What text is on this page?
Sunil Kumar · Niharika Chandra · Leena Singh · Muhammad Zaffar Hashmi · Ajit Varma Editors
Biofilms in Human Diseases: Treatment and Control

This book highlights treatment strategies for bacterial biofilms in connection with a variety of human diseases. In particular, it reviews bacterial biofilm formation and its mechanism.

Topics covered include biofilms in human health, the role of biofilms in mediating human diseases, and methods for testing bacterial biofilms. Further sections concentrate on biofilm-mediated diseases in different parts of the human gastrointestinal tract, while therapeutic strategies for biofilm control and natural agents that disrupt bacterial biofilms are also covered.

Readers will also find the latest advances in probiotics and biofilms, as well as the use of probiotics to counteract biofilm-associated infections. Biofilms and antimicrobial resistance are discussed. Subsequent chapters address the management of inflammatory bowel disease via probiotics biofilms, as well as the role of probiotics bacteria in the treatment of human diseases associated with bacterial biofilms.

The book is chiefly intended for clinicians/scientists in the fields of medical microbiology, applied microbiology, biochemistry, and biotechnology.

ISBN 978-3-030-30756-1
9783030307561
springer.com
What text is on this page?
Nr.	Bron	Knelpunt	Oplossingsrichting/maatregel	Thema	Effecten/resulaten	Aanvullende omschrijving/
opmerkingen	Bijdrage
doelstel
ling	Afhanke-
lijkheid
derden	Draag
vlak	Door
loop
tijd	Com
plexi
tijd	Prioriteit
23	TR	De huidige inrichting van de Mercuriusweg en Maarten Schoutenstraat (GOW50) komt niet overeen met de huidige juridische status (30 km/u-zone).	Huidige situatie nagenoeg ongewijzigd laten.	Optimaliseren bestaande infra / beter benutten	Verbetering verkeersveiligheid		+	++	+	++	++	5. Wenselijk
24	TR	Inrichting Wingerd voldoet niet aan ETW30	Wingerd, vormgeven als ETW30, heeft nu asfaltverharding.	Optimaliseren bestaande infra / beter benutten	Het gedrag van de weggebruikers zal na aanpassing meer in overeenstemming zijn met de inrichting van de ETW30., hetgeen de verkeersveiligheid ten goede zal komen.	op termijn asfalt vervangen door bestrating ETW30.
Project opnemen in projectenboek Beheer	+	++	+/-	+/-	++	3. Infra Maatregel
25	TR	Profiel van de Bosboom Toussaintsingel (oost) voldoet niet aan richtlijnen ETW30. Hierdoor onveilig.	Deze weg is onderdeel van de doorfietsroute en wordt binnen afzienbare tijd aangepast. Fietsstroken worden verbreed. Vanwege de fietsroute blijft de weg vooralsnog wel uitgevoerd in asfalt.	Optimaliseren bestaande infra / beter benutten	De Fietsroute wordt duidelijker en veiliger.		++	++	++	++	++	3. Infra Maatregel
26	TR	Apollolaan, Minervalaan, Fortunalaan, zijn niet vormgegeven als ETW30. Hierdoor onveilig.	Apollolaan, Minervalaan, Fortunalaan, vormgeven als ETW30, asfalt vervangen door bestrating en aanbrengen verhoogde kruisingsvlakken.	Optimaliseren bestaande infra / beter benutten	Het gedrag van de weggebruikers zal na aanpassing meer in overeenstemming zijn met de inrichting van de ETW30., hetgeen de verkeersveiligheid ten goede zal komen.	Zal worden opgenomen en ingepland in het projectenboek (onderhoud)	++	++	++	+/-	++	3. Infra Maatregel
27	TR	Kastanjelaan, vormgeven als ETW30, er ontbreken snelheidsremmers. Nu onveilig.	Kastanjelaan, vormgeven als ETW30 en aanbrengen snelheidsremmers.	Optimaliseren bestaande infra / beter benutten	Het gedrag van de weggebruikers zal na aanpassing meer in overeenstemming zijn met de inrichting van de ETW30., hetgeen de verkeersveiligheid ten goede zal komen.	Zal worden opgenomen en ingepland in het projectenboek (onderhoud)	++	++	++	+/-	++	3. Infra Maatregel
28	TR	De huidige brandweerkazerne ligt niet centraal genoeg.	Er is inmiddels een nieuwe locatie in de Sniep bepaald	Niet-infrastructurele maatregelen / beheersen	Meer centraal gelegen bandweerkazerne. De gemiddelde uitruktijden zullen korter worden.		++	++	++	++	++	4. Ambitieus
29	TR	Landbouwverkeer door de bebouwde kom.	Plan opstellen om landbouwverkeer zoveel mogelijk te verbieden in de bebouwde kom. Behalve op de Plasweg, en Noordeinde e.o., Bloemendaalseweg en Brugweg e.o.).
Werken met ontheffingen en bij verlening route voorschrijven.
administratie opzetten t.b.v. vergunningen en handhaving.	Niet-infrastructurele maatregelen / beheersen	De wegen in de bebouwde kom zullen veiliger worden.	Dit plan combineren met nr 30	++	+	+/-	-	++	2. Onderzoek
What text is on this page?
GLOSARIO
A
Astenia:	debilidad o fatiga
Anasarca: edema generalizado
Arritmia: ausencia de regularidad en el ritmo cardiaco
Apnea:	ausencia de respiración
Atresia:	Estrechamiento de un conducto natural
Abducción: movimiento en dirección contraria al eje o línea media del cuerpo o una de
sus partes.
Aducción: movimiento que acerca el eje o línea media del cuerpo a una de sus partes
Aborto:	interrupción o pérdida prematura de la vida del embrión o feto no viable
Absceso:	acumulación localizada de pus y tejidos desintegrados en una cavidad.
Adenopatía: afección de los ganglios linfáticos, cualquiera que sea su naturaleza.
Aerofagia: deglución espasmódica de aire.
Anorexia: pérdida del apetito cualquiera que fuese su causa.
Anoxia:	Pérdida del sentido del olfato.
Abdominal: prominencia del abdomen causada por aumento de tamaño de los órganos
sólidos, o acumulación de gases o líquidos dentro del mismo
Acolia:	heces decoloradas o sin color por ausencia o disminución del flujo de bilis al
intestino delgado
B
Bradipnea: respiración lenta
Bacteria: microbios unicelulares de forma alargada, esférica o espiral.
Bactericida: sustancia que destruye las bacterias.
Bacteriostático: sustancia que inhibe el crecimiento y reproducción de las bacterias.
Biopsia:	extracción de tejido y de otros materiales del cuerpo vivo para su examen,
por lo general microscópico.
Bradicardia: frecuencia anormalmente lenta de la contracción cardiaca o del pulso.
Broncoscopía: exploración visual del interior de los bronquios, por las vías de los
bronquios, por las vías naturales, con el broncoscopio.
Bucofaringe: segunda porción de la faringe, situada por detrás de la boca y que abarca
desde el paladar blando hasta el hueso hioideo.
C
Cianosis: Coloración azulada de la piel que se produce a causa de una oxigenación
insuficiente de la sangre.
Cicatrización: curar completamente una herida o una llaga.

=======

Where a line of the listing includes the word "bacterias", it counts; say how many such lines there are and nothing more.

▶ Reply
2